Raw records

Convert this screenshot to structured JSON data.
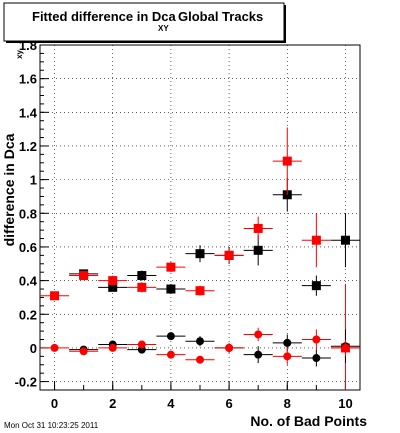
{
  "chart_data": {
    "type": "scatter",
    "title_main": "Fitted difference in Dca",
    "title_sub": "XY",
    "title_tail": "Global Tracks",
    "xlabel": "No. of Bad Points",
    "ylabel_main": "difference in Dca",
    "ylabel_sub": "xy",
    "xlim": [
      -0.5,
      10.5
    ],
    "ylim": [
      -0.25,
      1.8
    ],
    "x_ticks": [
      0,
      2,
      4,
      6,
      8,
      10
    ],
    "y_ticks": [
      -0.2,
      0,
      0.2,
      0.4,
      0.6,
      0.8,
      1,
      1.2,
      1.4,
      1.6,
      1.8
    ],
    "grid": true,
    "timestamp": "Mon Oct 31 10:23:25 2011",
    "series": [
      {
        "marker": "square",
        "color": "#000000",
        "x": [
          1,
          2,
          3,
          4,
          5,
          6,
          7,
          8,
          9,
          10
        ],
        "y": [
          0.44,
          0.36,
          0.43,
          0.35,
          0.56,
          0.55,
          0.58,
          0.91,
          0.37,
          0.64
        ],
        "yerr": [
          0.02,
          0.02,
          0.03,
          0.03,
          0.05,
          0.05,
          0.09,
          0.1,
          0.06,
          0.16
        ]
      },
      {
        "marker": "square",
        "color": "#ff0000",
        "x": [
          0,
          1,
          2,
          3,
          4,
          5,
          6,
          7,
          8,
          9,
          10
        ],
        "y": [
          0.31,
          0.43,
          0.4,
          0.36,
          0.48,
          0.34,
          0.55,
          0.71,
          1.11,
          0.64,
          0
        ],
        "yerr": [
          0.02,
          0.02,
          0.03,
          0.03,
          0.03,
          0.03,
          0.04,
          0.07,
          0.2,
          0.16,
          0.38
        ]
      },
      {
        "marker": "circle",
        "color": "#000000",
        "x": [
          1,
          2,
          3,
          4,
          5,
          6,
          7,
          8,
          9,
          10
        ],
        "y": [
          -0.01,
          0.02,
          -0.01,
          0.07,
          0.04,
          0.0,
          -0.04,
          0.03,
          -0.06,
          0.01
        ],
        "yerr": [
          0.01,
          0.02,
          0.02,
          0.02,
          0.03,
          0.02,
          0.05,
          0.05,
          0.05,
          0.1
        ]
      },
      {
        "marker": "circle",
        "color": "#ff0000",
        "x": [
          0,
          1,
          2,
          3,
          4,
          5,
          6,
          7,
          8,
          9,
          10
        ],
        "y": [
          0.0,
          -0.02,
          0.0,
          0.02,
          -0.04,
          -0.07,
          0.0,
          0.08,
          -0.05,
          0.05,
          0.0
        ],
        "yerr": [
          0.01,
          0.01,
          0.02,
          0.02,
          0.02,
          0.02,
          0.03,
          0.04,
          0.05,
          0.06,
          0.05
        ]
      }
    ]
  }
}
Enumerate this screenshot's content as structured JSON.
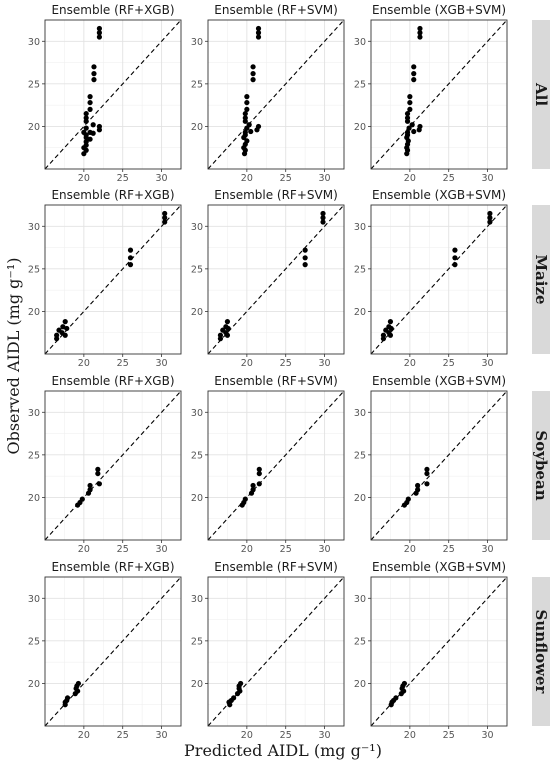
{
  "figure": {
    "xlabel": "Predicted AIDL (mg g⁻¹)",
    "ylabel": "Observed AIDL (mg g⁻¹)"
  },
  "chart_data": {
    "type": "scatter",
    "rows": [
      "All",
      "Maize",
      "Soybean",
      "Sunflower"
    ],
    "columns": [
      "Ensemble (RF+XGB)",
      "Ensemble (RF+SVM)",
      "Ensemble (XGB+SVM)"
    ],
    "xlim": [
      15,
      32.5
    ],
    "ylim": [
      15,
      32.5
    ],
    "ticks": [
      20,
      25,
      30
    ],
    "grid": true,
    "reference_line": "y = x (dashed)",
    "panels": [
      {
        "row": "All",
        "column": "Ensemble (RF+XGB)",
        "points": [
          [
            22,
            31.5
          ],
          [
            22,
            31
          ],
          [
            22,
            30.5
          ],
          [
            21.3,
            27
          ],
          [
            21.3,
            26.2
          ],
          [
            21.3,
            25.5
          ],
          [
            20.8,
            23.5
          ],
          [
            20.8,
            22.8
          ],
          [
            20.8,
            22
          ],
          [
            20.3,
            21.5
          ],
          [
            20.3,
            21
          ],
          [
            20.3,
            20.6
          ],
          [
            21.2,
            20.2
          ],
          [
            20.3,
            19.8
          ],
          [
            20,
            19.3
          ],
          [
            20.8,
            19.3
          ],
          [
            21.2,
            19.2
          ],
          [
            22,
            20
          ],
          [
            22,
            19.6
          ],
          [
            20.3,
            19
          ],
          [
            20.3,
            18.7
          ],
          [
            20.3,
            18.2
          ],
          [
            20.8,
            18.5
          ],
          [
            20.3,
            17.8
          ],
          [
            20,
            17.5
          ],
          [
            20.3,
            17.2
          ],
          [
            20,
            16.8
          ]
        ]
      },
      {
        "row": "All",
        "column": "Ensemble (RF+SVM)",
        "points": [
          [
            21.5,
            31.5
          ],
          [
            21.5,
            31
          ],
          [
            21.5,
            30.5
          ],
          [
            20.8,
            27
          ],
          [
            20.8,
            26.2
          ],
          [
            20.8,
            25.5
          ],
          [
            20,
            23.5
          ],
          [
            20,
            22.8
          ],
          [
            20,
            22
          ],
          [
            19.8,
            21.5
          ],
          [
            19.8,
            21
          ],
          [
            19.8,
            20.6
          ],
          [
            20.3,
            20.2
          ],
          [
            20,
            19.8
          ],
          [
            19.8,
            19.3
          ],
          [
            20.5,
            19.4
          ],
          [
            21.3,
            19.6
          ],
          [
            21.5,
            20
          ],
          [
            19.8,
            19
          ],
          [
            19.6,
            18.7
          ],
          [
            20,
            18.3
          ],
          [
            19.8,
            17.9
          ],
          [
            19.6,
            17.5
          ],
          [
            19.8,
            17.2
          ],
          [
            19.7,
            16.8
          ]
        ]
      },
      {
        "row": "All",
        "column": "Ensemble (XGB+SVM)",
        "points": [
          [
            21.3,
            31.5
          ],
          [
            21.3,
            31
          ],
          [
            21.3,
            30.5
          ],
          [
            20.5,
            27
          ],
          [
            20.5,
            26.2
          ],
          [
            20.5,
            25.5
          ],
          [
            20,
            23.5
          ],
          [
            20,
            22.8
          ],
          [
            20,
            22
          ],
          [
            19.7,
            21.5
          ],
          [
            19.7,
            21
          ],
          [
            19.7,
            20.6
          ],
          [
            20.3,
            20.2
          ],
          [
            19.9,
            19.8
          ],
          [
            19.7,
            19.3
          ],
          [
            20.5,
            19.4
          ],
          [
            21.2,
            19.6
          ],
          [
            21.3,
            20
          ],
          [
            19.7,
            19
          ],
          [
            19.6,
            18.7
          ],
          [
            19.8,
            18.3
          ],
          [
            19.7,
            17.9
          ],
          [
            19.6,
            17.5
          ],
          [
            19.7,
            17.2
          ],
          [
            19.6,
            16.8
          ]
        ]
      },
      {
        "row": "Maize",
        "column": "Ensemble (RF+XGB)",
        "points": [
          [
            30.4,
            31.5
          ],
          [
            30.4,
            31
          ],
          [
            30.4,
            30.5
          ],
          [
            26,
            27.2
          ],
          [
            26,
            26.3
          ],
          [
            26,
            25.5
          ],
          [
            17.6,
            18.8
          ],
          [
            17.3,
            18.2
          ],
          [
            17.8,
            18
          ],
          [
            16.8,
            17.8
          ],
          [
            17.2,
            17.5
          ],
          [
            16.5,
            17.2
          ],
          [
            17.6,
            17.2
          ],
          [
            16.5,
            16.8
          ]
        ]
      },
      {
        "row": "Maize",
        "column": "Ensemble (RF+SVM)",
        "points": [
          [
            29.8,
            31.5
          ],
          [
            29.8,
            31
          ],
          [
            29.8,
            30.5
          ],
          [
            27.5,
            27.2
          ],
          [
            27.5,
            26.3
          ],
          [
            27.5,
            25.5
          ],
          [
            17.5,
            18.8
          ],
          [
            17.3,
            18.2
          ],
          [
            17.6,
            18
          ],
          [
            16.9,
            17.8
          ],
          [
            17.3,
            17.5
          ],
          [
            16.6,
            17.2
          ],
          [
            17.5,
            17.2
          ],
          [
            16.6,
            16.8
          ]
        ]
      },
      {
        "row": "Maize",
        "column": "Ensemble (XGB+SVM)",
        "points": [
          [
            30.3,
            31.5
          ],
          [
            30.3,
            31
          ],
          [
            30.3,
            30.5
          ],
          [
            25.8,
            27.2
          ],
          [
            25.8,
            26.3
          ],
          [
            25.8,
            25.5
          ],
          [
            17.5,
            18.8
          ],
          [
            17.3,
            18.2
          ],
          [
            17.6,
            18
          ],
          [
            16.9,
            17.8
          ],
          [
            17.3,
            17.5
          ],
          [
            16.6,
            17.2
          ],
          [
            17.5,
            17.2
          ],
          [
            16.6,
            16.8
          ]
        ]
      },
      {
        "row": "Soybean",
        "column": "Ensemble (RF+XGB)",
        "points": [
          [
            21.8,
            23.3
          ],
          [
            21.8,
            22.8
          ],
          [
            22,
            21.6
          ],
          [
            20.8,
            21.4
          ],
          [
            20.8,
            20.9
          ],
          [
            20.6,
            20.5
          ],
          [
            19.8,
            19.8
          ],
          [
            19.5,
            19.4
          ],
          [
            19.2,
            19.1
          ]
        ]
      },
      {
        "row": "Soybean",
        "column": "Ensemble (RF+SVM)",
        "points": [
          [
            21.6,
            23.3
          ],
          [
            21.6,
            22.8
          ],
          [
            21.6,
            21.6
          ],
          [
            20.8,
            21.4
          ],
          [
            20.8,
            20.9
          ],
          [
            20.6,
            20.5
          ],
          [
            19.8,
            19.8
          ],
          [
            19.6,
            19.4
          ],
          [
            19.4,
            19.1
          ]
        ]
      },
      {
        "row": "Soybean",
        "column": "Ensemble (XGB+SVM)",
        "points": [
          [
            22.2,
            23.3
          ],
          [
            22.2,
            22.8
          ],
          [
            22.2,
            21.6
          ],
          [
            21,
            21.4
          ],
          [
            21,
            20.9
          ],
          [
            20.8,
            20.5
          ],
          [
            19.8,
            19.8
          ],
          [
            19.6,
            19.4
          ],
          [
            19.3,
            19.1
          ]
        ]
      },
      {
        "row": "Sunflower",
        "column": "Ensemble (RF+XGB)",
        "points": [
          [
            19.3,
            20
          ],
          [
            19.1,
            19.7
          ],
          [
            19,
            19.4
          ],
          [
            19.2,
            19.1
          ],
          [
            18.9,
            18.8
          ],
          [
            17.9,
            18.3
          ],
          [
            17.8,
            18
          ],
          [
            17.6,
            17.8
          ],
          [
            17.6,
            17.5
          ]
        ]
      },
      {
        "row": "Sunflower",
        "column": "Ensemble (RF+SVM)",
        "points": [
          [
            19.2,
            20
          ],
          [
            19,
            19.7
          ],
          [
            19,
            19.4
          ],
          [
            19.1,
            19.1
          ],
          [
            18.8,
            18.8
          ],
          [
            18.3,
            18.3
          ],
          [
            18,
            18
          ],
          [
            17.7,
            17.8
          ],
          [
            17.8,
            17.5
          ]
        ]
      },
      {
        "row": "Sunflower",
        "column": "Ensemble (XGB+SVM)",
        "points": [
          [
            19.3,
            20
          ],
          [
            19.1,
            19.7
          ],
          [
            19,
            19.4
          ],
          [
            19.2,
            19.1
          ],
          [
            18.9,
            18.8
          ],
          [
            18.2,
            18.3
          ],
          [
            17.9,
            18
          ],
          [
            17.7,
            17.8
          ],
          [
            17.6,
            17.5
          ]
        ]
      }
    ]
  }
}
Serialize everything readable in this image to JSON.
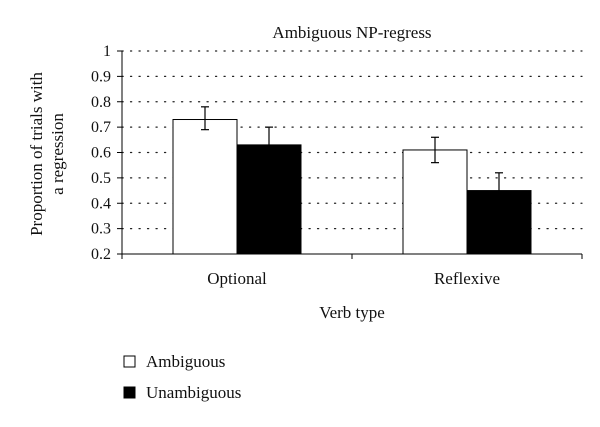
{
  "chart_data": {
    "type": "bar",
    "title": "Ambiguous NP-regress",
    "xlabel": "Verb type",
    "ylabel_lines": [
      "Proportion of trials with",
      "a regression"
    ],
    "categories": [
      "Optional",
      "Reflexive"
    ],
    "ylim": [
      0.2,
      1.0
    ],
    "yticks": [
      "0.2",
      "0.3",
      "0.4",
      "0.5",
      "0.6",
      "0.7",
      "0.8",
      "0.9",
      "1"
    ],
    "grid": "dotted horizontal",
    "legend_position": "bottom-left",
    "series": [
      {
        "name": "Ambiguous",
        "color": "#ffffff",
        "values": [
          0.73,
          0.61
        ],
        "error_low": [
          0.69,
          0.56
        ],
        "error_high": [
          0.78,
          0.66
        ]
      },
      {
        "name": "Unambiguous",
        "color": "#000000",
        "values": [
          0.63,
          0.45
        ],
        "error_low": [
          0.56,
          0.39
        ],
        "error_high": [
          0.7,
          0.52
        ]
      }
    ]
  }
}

◆ **Short task**
Output each line of the listing above, word for word, from the one holding "Serialize everything readable" through the last line, both included; omit the pictures.

◆ **Full answer**
Serialize everything readable in this image to JSON.
{
  "chart_data": {
    "type": "bar",
    "title": "Ambiguous NP-regress",
    "xlabel": "Verb type",
    "ylabel_lines": [
      "Proportion of trials with",
      "a regression"
    ],
    "categories": [
      "Optional",
      "Reflexive"
    ],
    "ylim": [
      0.2,
      1.0
    ],
    "yticks": [
      "0.2",
      "0.3",
      "0.4",
      "0.5",
      "0.6",
      "0.7",
      "0.8",
      "0.9",
      "1"
    ],
    "grid": "dotted horizontal",
    "legend_position": "bottom-left",
    "series": [
      {
        "name": "Ambiguous",
        "color": "#ffffff",
        "values": [
          0.73,
          0.61
        ],
        "error_low": [
          0.69,
          0.56
        ],
        "error_high": [
          0.78,
          0.66
        ]
      },
      {
        "name": "Unambiguous",
        "color": "#000000",
        "values": [
          0.63,
          0.45
        ],
        "error_low": [
          0.56,
          0.39
        ],
        "error_high": [
          0.7,
          0.52
        ]
      }
    ]
  }
}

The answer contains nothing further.